#### Goal
Retype the material word for word.

[Dataset items]

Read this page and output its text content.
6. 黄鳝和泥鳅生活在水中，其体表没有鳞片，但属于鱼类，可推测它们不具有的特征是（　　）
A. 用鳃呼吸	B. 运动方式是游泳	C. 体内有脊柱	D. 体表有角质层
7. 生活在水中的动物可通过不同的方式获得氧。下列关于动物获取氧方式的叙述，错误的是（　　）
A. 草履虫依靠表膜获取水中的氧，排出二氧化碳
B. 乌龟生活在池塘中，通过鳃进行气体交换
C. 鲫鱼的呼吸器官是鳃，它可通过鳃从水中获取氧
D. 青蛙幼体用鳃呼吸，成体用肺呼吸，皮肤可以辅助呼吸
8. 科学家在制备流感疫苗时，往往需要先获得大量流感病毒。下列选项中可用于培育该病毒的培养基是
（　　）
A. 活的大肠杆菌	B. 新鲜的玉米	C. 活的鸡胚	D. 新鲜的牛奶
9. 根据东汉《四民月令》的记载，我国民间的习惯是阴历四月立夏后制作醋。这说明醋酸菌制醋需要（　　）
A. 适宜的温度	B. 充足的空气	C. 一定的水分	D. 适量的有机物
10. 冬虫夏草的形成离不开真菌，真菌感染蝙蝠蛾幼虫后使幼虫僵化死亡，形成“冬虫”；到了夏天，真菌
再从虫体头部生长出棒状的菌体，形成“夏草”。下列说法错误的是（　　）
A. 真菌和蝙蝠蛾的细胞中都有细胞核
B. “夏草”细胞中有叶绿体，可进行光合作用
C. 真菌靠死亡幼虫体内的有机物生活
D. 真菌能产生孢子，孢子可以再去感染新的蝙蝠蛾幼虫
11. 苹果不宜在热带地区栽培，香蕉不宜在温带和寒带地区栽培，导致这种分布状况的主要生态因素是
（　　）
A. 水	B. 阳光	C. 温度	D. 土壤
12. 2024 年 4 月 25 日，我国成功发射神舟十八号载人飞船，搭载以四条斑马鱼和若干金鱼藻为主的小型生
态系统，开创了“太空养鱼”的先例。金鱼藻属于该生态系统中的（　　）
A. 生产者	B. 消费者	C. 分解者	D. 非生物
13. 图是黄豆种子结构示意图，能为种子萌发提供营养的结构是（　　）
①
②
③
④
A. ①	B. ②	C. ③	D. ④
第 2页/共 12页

#### Output for this exercise
Read this page and output its text content.
6. 黄鳝和泥鳅生活在水中，其体表没有鳞片，但属于鱼类，可推测它们不具有的特征是（　　）
A. 用鳃呼吸	B. 运动方式是游泳	C. 体内有脊柱	D. 体表有角质层
7. 生活在水中的动物可通过不同的方式获得氧。下列关于动物获取氧方式的叙述，错误的是（　　）
A. 草履虫依靠表膜获取水中的氧，排出二氧化碳
B. 乌龟生活在池塘中，通过鳃进行气体交换
C. 鲫鱼的呼吸器官是鳃，它可通过鳃从水中获取氧
D. 青蛙幼体用鳃呼吸，成体用肺呼吸，皮肤可以辅助呼吸
8. 科学家在制备流感疫苗时，往往需要先获得大量流感病毒。下列选项中可用于培育该病毒的培养基是
（　　）
A. 活的大肠杆菌	B. 新鲜的玉米	C. 活的鸡胚	D. 新鲜的牛奶
9. 根据东汉《四民月令》的记载，我国民间的习惯是阴历四月立夏后制作醋。这说明醋酸菌制醋需要（　　）
A. 适宜的温度	B. 充足的空气	C. 一定的水分	D. 适量的有机物
10. 冬虫夏草的形成离不开真菌，真菌感染蝙蝠蛾幼虫后使幼虫僵化死亡，形成“冬虫”；到了夏天，真菌
再从虫体头部生长出棒状的菌体，形成“夏草”。下列说法错误的是（　　）
A. 真菌和蝙蝠蛾的细胞中都有细胞核
B. “夏草”细胞中有叶绿体，可进行光合作用
C. 真菌靠死亡幼虫体内的有机物生活
D. 真菌能产生孢子，孢子可以再去感染新的蝙蝠蛾幼虫
11. 苹果不宜在热带地区栽培，香蕉不宜在温带和寒带地区栽培，导致这种分布状况的主要生态因素是
（　　）
A. 水	B. 阳光	C. 温度	D. 土壤
12. 2024 年 4 月 25 日，我国成功发射神舟十八号载人飞船，搭载以四条斑马鱼和若干金鱼藻为主的小型生
态系统，开创了“太空养鱼”的先例。金鱼藻属于该生态系统中的（　　）
A. 生产者	B. 消费者	C. 分解者	D. 非生物
13. 图是黄豆种子结构示意图，能为种子萌发提供营养的结构是（　　）
①
②
③
④
A. ①	B. ②	C. ③	D. ④
第 2页/共 12页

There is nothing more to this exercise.